## Written instruction
Which lines in the data below contain the string "layer"? List each of them, and treat case as significant.
# # # # # # #
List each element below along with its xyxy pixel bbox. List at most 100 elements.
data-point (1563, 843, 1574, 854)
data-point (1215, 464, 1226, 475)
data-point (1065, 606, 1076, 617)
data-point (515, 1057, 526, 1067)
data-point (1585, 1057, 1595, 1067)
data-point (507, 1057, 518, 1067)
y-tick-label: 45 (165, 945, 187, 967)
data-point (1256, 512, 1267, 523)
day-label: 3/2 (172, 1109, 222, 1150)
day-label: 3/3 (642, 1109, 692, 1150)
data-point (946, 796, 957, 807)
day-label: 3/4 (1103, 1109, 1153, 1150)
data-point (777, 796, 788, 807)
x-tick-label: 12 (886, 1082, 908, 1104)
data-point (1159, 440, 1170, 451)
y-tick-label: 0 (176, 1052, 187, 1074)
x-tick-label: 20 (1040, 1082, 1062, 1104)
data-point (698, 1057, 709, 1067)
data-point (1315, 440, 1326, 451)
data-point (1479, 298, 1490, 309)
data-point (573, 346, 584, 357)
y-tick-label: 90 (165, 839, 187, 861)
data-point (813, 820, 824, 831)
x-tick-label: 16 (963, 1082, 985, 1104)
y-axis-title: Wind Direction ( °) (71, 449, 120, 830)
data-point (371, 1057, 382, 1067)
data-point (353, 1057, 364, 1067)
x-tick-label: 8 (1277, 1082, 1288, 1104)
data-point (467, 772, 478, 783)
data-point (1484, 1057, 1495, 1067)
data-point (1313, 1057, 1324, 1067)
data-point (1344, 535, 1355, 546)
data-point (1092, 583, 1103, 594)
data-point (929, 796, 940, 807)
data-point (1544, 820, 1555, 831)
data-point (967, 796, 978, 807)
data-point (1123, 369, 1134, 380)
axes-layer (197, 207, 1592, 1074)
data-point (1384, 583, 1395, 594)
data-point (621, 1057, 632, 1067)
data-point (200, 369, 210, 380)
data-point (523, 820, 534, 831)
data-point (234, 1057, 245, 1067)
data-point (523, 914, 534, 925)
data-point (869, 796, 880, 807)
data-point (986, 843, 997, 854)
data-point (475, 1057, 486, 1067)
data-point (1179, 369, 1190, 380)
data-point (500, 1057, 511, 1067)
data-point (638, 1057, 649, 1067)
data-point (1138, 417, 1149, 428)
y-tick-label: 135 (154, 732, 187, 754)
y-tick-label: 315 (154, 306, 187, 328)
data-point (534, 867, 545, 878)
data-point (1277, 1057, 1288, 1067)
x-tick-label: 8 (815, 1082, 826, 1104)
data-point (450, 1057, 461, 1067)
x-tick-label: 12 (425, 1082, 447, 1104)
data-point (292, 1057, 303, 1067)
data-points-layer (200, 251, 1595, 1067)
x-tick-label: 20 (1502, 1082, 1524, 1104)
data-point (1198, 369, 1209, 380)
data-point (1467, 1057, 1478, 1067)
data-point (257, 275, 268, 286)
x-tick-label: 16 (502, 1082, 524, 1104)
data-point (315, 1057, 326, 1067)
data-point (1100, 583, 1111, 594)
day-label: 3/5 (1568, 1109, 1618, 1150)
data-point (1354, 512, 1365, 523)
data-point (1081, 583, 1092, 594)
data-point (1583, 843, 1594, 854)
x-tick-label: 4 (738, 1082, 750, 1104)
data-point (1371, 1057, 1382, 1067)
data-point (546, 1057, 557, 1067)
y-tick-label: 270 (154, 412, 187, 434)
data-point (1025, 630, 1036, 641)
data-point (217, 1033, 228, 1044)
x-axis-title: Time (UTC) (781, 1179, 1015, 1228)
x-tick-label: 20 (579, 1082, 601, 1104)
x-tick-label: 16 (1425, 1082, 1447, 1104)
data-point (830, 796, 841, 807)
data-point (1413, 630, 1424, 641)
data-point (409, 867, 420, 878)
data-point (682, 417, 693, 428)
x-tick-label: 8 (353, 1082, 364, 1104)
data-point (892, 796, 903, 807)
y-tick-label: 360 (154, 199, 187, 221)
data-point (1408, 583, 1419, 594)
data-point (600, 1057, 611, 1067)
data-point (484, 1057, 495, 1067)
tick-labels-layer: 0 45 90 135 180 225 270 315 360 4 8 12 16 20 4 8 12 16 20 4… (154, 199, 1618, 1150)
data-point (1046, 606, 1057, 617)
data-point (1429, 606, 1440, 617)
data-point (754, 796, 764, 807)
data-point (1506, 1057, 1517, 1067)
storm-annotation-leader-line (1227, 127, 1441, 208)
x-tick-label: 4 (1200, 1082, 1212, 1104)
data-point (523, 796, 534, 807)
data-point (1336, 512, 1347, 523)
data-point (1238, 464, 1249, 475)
# # # # # # #
## Final result
axes-layer (197, 207, 1592, 1074)
data-points-layer (200, 251, 1595, 1067)
tick-labels-layer: 0 45 90 135 180 225 270 315 360 4 8 12 16 20 4 8 12 16 20 4… (154, 199, 1618, 1150)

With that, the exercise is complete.